▶ THE REQUEST: From the data that follows, copy every line holding the string "name".

▶ Dataset entries:
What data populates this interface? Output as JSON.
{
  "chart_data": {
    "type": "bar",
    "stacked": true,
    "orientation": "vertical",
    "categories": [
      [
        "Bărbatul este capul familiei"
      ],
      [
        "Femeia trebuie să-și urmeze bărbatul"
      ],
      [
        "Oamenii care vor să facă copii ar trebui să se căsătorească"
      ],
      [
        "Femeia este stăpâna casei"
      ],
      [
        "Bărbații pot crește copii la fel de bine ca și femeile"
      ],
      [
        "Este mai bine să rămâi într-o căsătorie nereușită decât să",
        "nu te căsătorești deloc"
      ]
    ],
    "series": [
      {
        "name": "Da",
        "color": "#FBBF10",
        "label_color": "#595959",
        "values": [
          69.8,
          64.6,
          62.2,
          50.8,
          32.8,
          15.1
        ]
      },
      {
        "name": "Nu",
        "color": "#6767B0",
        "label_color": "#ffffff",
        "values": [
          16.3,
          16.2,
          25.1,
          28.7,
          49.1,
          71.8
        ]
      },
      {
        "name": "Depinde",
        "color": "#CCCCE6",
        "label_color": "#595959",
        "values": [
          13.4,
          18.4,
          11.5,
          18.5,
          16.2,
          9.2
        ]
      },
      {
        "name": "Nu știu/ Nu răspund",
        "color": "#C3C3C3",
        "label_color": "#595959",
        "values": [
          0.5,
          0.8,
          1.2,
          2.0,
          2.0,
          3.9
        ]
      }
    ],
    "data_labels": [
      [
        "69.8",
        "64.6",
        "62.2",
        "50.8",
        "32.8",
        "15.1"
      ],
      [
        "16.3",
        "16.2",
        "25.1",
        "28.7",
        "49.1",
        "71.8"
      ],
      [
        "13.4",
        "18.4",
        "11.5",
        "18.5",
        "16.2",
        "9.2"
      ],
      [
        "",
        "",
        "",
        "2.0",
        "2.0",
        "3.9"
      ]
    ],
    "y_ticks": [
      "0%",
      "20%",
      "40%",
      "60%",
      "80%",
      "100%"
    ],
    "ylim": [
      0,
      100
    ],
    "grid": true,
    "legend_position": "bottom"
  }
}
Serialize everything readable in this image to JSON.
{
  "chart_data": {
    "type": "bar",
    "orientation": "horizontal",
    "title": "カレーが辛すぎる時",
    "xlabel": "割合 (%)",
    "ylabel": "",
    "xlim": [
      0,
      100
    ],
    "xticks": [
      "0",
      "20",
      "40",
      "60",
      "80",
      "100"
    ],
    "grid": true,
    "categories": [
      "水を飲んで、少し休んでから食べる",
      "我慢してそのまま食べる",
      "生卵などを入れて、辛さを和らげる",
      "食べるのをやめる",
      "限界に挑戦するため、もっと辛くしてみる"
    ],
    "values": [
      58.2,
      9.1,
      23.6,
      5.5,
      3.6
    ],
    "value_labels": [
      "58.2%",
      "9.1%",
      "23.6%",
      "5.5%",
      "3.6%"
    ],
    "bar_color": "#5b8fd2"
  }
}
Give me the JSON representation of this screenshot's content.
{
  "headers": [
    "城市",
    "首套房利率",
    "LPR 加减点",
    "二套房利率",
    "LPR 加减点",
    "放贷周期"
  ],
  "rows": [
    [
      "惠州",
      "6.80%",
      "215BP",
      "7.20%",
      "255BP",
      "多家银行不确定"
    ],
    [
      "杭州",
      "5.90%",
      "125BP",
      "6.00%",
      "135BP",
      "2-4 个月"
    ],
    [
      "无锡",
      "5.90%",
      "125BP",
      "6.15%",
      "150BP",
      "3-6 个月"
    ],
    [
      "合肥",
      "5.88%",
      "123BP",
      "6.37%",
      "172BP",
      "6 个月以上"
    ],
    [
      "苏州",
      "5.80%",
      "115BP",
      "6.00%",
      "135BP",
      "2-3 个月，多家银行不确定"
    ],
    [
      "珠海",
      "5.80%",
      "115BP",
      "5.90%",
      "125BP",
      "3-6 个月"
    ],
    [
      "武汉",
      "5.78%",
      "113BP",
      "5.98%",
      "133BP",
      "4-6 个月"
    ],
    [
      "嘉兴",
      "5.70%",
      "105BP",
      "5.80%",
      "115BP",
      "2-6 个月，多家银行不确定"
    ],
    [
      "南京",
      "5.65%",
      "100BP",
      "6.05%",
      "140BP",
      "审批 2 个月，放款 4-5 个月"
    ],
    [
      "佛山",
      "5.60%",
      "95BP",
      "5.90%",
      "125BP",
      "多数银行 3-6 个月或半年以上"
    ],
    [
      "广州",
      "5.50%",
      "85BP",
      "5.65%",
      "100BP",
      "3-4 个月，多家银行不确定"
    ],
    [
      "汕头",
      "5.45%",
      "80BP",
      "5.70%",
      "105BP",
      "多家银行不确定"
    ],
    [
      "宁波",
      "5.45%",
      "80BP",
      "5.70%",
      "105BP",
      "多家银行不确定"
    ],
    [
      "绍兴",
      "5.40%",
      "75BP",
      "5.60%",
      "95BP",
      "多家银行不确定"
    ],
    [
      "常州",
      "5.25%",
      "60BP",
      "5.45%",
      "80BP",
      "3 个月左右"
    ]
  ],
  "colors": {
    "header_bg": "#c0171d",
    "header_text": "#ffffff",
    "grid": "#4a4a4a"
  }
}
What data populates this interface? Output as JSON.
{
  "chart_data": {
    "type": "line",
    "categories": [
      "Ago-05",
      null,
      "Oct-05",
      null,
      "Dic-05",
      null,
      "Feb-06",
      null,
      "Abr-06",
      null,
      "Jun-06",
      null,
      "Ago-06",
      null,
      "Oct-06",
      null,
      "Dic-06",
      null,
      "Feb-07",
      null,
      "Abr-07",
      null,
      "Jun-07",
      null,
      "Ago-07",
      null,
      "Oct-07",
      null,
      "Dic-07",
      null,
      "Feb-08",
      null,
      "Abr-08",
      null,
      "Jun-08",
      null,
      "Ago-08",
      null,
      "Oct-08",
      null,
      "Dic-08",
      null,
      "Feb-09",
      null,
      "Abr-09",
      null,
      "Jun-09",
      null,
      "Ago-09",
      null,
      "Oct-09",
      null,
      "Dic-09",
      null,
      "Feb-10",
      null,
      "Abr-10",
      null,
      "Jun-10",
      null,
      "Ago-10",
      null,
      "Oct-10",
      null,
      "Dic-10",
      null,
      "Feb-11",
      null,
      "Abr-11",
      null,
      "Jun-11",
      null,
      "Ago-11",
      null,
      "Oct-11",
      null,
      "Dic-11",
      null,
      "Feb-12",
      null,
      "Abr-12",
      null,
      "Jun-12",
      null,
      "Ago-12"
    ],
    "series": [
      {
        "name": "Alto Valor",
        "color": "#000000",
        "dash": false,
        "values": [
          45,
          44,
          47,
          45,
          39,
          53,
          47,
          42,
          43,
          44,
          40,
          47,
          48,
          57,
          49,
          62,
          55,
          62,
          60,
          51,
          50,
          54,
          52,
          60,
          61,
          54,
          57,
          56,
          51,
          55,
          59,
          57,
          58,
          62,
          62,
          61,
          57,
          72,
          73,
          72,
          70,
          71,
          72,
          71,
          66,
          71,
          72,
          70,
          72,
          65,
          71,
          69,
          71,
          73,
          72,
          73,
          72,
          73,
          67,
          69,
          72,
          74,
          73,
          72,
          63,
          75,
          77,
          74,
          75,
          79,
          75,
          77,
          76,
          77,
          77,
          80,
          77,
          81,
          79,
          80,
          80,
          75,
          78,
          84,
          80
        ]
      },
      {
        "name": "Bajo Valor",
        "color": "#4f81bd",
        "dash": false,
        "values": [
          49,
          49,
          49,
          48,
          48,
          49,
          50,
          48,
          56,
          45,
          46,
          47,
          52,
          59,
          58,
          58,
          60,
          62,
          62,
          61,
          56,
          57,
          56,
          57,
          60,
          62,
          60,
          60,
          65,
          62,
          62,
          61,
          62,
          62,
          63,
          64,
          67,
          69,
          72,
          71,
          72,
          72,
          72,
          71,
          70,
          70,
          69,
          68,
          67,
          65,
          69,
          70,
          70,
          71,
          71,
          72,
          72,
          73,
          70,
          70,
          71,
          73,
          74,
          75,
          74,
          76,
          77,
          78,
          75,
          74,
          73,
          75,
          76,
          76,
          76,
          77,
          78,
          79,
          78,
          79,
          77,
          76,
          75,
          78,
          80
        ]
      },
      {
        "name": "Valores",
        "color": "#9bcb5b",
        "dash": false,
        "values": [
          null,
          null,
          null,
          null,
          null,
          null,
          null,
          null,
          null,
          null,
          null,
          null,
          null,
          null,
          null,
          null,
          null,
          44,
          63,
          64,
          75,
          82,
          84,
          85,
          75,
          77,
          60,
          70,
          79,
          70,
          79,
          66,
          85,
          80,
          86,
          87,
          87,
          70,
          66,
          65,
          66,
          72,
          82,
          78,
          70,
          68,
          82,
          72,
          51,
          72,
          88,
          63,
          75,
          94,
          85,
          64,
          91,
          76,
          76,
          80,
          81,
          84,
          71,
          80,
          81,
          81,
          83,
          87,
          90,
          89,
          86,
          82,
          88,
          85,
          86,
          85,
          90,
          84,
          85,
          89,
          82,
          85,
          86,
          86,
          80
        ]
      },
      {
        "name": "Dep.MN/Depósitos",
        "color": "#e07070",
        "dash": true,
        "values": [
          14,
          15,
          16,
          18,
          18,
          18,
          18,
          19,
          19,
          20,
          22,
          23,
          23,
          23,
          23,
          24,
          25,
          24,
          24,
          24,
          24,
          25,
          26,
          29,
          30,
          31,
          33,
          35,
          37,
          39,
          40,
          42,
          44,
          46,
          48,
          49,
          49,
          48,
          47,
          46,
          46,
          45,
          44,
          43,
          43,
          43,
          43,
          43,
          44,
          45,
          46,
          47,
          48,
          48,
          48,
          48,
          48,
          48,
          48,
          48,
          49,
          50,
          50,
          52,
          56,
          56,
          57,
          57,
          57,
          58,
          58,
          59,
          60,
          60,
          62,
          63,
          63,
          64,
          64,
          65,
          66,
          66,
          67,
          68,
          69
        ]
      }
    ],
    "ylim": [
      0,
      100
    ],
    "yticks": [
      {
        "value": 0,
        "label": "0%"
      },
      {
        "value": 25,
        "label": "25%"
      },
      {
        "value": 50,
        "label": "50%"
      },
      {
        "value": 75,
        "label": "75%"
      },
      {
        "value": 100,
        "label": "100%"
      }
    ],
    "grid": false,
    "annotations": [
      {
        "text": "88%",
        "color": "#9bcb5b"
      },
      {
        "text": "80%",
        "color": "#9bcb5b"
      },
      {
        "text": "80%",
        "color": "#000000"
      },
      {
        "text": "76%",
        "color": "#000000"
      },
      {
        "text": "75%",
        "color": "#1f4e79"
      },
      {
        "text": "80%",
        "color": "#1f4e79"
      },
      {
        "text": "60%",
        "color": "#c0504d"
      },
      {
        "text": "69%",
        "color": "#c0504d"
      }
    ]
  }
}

▶ SOLUTION TO THIS TASK:
        "name": "Da",
        "name": "Nu",
        "name": "Depinde",
        "name": "Nu știu/ Nu răspund",
        "name": "Alto Valor",
        "name": "Bajo Valor",
        "name": "Valores",
        "name": "Dep.MN/Depósitos",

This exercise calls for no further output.